Data shown:
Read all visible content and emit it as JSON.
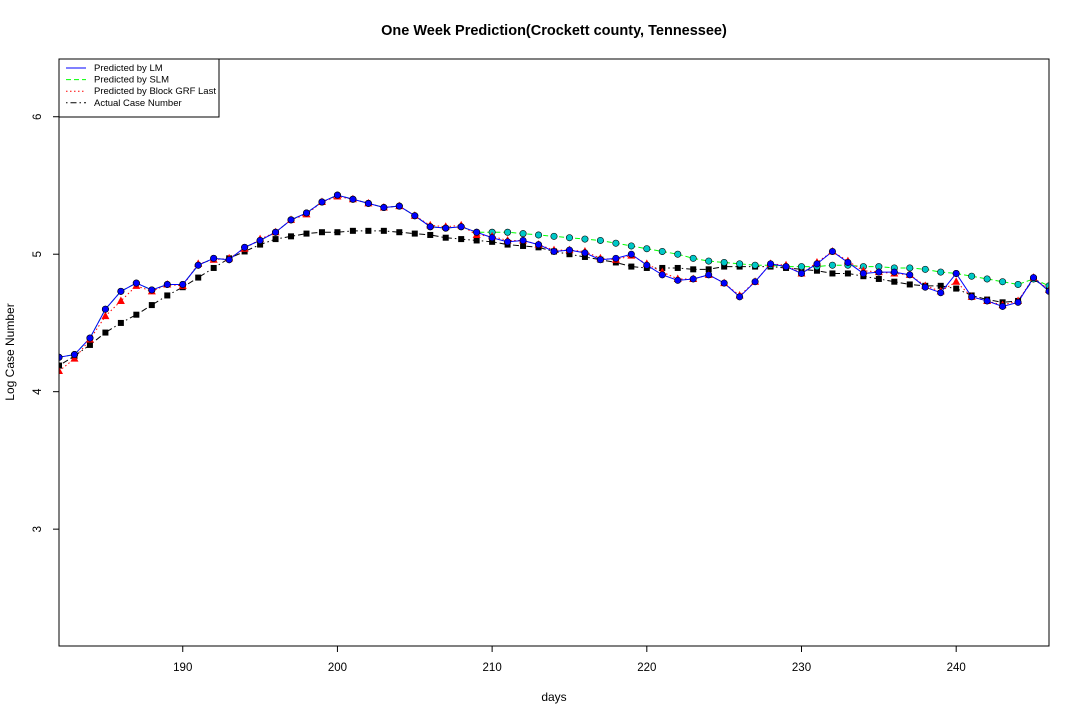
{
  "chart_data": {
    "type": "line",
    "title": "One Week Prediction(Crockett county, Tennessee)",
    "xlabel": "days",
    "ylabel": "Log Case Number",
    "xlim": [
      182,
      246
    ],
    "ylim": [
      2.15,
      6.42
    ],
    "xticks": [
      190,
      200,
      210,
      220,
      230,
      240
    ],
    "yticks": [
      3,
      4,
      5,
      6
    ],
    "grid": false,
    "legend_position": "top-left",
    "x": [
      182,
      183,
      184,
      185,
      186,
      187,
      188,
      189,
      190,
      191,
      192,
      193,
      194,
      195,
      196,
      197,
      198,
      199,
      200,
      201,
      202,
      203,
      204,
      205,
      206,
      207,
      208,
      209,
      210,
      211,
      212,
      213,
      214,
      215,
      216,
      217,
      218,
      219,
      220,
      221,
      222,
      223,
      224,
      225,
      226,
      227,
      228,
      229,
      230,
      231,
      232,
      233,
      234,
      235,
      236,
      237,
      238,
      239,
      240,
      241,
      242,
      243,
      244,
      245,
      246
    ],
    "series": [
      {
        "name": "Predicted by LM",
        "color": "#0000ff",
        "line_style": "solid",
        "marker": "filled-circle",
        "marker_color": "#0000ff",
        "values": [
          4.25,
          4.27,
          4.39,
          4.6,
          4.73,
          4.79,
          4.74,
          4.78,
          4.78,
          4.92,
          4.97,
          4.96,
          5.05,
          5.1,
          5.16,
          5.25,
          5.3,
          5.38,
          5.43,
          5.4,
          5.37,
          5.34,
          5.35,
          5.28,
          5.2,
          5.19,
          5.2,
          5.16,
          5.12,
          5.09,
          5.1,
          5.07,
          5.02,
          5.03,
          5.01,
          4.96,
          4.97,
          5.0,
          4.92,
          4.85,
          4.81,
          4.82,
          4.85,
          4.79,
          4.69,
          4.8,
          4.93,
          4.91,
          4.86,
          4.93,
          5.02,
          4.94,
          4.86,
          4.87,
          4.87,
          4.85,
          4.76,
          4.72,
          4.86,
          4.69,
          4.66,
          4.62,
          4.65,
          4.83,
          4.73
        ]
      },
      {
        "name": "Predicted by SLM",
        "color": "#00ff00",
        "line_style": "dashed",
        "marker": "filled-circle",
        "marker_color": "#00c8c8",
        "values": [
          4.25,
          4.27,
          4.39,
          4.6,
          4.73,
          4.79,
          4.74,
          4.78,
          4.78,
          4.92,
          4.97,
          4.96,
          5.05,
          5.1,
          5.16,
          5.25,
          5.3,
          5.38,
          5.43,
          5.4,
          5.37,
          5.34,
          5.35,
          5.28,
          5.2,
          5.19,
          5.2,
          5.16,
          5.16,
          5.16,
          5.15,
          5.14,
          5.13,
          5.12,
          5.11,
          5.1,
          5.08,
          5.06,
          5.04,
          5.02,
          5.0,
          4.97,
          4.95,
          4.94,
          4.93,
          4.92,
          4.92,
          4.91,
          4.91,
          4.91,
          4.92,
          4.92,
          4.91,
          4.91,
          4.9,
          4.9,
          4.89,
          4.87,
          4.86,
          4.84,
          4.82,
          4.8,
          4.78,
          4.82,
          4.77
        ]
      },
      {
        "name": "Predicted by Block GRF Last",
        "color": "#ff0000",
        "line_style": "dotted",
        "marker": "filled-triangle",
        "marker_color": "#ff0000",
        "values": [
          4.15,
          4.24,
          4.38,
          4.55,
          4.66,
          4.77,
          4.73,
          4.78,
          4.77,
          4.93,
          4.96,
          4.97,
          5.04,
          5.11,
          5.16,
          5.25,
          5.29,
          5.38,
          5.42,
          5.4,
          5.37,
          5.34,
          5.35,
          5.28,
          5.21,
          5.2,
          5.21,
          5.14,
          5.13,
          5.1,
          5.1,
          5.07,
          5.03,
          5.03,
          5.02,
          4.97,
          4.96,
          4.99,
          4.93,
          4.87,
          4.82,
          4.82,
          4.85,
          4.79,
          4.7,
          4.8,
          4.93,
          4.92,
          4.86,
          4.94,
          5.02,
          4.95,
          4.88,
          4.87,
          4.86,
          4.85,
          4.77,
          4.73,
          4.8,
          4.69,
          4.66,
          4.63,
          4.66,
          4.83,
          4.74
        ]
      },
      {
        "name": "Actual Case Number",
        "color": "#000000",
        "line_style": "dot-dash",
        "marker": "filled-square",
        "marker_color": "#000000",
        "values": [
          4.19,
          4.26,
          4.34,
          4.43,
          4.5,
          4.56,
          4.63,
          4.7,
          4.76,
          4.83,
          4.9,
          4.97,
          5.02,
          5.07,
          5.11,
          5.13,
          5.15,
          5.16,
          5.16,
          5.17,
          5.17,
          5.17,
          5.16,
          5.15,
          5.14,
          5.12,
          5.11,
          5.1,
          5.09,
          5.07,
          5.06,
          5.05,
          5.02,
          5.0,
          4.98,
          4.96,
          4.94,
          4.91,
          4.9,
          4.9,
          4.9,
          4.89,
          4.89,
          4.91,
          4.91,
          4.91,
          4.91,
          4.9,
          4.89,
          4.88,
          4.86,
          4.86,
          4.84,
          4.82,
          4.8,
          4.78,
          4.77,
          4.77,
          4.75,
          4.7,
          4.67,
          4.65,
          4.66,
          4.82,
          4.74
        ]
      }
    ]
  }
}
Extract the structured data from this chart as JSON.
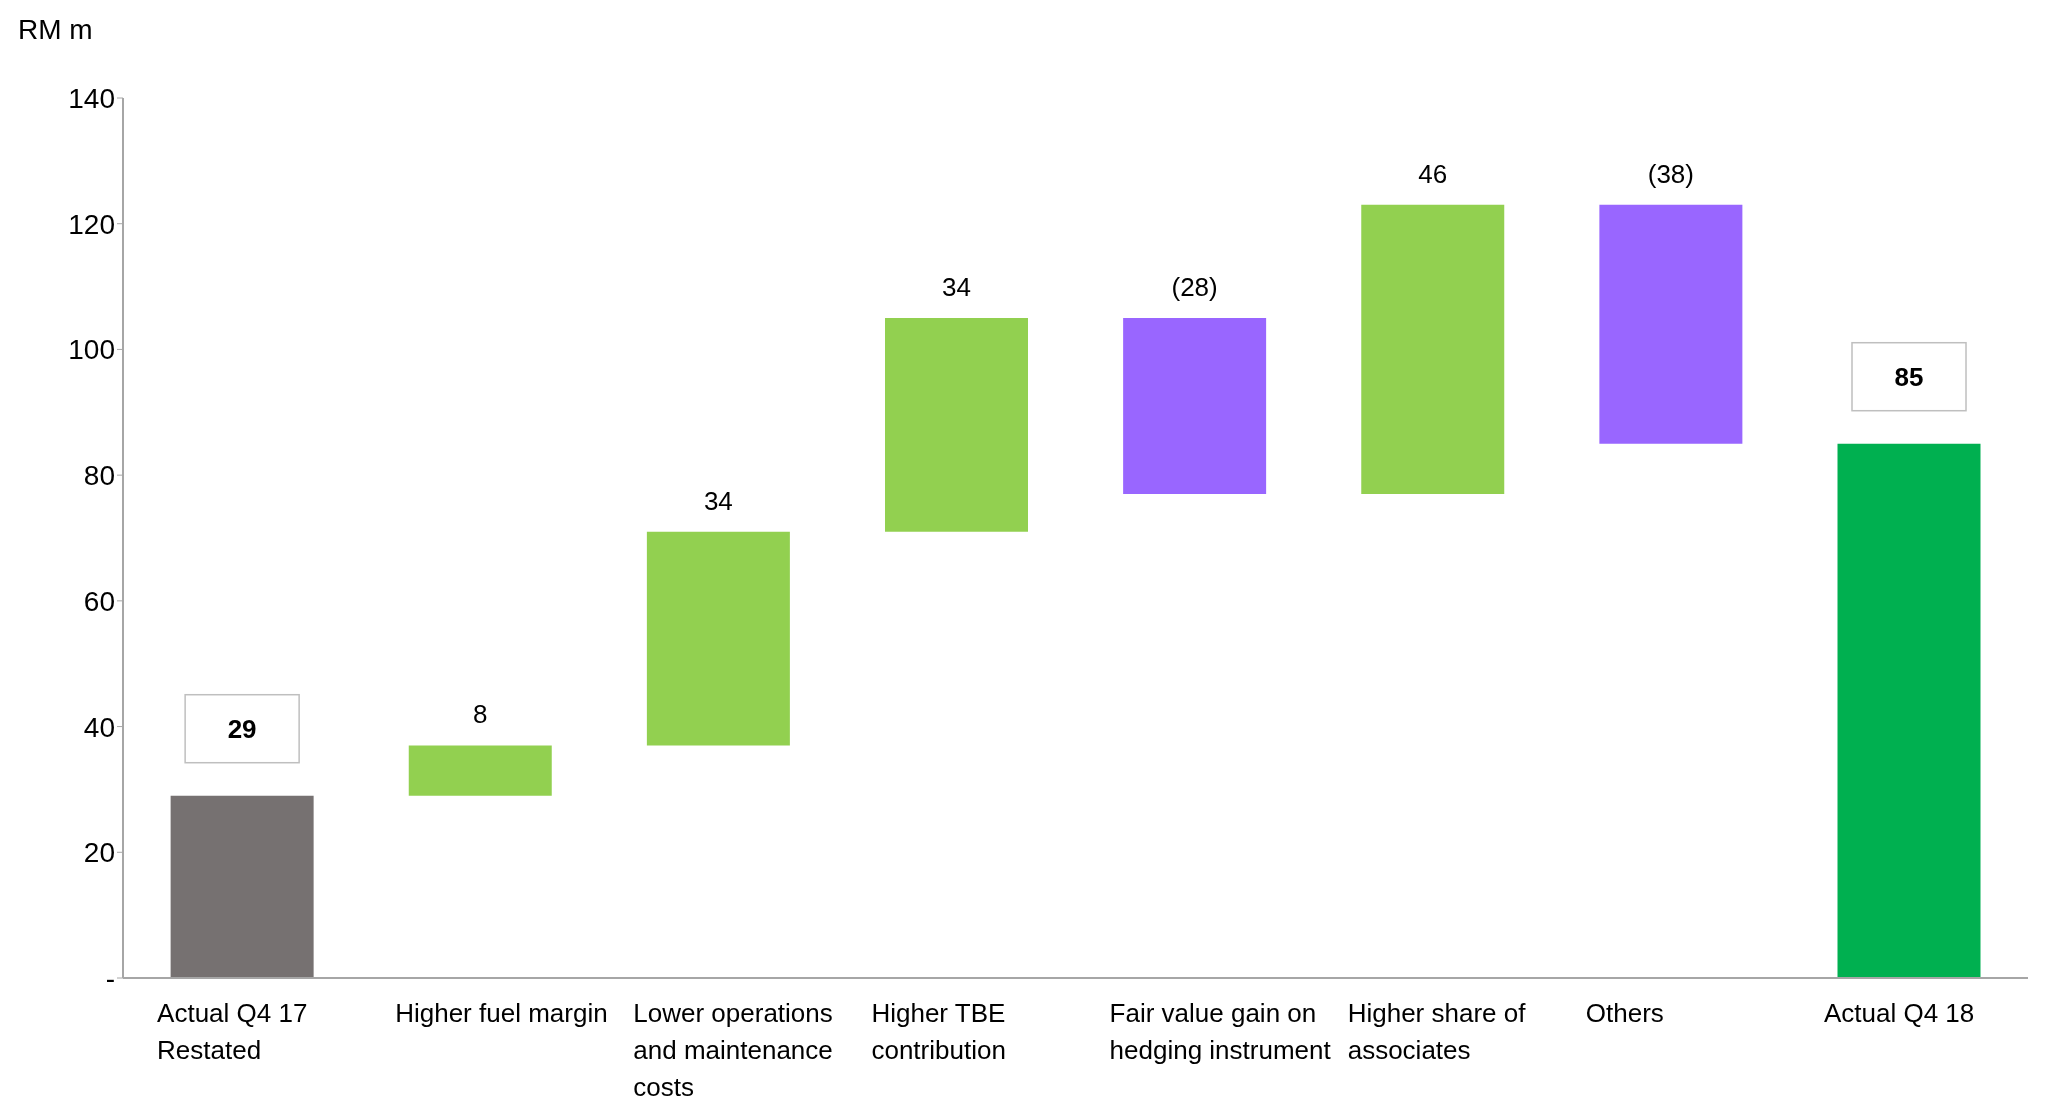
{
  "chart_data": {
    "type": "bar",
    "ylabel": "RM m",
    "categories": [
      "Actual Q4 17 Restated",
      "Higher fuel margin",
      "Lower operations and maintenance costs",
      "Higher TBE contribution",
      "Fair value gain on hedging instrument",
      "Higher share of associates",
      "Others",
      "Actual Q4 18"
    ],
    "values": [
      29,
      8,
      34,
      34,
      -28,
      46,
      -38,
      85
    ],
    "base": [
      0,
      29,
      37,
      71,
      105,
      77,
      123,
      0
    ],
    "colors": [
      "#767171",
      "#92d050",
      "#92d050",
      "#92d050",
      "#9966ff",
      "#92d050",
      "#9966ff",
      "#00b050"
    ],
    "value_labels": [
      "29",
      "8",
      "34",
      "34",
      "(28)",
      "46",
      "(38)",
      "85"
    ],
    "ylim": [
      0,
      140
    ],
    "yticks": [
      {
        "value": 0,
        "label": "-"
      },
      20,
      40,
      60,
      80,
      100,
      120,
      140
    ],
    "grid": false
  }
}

Written instruction: Reproduce all entries exactly. Pictures do not belong in the copy.

Task solution:
Read all visible content and emit it as JSON.
{
  "chart_data": {
    "type": "line",
    "title": "One Week Prediction(Crockett county, Tennessee)",
    "xlabel": "days",
    "ylabel": "Log Case Number",
    "xlim": [
      182,
      246
    ],
    "ylim": [
      2.15,
      6.42
    ],
    "xticks": [
      190,
      200,
      210,
      220,
      230,
      240
    ],
    "yticks": [
      3,
      4,
      5,
      6
    ],
    "grid": false,
    "legend_position": "top-left",
    "x": [
      182,
      183,
      184,
      185,
      186,
      187,
      188,
      189,
      190,
      191,
      192,
      193,
      194,
      195,
      196,
      197,
      198,
      199,
      200,
      201,
      202,
      203,
      204,
      205,
      206,
      207,
      208,
      209,
      210,
      211,
      212,
      213,
      214,
      215,
      216,
      217,
      218,
      219,
      220,
      221,
      222,
      223,
      224,
      225,
      226,
      227,
      228,
      229,
      230,
      231,
      232,
      233,
      234,
      235,
      236,
      237,
      238,
      239,
      240,
      241,
      242,
      243,
      244,
      245,
      246
    ],
    "series": [
      {
        "name": "Predicted by LM",
        "color": "#0000ff",
        "line_style": "solid",
        "marker": "filled-circle",
        "marker_color": "#0000ff",
        "values": [
          4.25,
          4.27,
          4.39,
          4.6,
          4.73,
          4.79,
          4.74,
          4.78,
          4.78,
          4.92,
          4.97,
          4.96,
          5.05,
          5.1,
          5.16,
          5.25,
          5.3,
          5.38,
          5.43,
          5.4,
          5.37,
          5.34,
          5.35,
          5.28,
          5.2,
          5.19,
          5.2,
          5.16,
          5.12,
          5.09,
          5.1,
          5.07,
          5.02,
          5.03,
          5.01,
          4.96,
          4.97,
          5.0,
          4.92,
          4.85,
          4.81,
          4.82,
          4.85,
          4.79,
          4.69,
          4.8,
          4.93,
          4.91,
          4.86,
          4.93,
          5.02,
          4.94,
          4.86,
          4.87,
          4.87,
          4.85,
          4.76,
          4.72,
          4.86,
          4.69,
          4.66,
          4.62,
          4.65,
          4.83,
          4.73
        ]
      },
      {
        "name": "Predicted by SLM",
        "color": "#00ff00",
        "line_style": "dashed",
        "marker": "filled-circle",
        "marker_color": "#00c8c8",
        "values": [
          4.25,
          4.27,
          4.39,
          4.6,
          4.73,
          4.79,
          4.74,
          4.78,
          4.78,
          4.92,
          4.97,
          4.96,
          5.05,
          5.1,
          5.16,
          5.25,
          5.3,
          5.38,
          5.43,
          5.4,
          5.37,
          5.34,
          5.35,
          5.28,
          5.2,
          5.19,
          5.2,
          5.16,
          5.16,
          5.16,
          5.15,
          5.14,
          5.13,
          5.12,
          5.11,
          5.1,
          5.08,
          5.06,
          5.04,
          5.02,
          5.0,
          4.97,
          4.95,
          4.94,
          4.93,
          4.92,
          4.92,
          4.91,
          4.91,
          4.91,
          4.92,
          4.92,
          4.91,
          4.91,
          4.9,
          4.9,
          4.89,
          4.87,
          4.86,
          4.84,
          4.82,
          4.8,
          4.78,
          4.82,
          4.77
        ]
      },
      {
        "name": "Predicted by Block GRF Last",
        "color": "#ff0000",
        "line_style": "dotted",
        "marker": "filled-triangle",
        "marker_color": "#ff0000",
        "values": [
          4.15,
          4.24,
          4.38,
          4.55,
          4.66,
          4.77,
          4.73,
          4.78,
          4.77,
          4.93,
          4.96,
          4.97,
          5.04,
          5.11,
          5.16,
          5.25,
          5.29,
          5.38,
          5.42,
          5.4,
          5.37,
          5.34,
          5.35,
          5.28,
          5.21,
          5.2,
          5.21,
          5.14,
          5.13,
          5.1,
          5.1,
          5.07,
          5.03,
          5.03,
          5.02,
          4.97,
          4.96,
          4.99,
          4.93,
          4.87,
          4.82,
          4.82,
          4.85,
          4.79,
          4.7,
          4.8,
          4.93,
          4.92,
          4.86,
          4.94,
          5.02,
          4.95,
          4.88,
          4.87,
          4.86,
          4.85,
          4.77,
          4.73,
          4.8,
          4.69,
          4.66,
          4.63,
          4.66,
          4.83,
          4.74
        ]
      },
      {
        "name": "Actual Case Number",
        "color": "#000000",
        "line_style": "dot-dash",
        "marker": "filled-square",
        "marker_color": "#000000",
        "values": [
          4.19,
          4.26,
          4.34,
          4.43,
          4.5,
          4.56,
          4.63,
          4.7,
          4.76,
          4.83,
          4.9,
          4.97,
          5.02,
          5.07,
          5.11,
          5.13,
          5.15,
          5.16,
          5.16,
          5.17,
          5.17,
          5.17,
          5.16,
          5.15,
          5.14,
          5.12,
          5.11,
          5.1,
          5.09,
          5.07,
          5.06,
          5.05,
          5.02,
          5.0,
          4.98,
          4.96,
          4.94,
          4.91,
          4.9,
          4.9,
          4.9,
          4.89,
          4.89,
          4.91,
          4.91,
          4.91,
          4.91,
          4.9,
          4.89,
          4.88,
          4.86,
          4.86,
          4.84,
          4.82,
          4.8,
          4.78,
          4.77,
          4.77,
          4.75,
          4.7,
          4.67,
          4.65,
          4.66,
          4.82,
          4.74
        ]
      }
    ]
  }
}
Extract the structured data from this chart as JSON.
{
  "chart_data": {
    "type": "bar",
    "ylabel": "RM m",
    "categories": [
      "Actual Q4 17 Restated",
      "Higher fuel margin",
      "Lower operations and maintenance costs",
      "Higher TBE contribution",
      "Fair value gain on hedging instrument",
      "Higher share of associates",
      "Others",
      "Actual Q4 18"
    ],
    "values": [
      29,
      8,
      34,
      34,
      -28,
      46,
      -38,
      85
    ],
    "base": [
      0,
      29,
      37,
      71,
      105,
      77,
      123,
      0
    ],
    "colors": [
      "#767171",
      "#92d050",
      "#92d050",
      "#92d050",
      "#9966ff",
      "#92d050",
      "#9966ff",
      "#00b050"
    ],
    "value_labels": [
      "29",
      "8",
      "34",
      "34",
      "(28)",
      "46",
      "(38)",
      "85"
    ],
    "ylim": [
      0,
      140
    ],
    "yticks": [
      {
        "value": 0,
        "label": "-"
      },
      20,
      40,
      60,
      80,
      100,
      120,
      140
    ],
    "grid": false
  }
}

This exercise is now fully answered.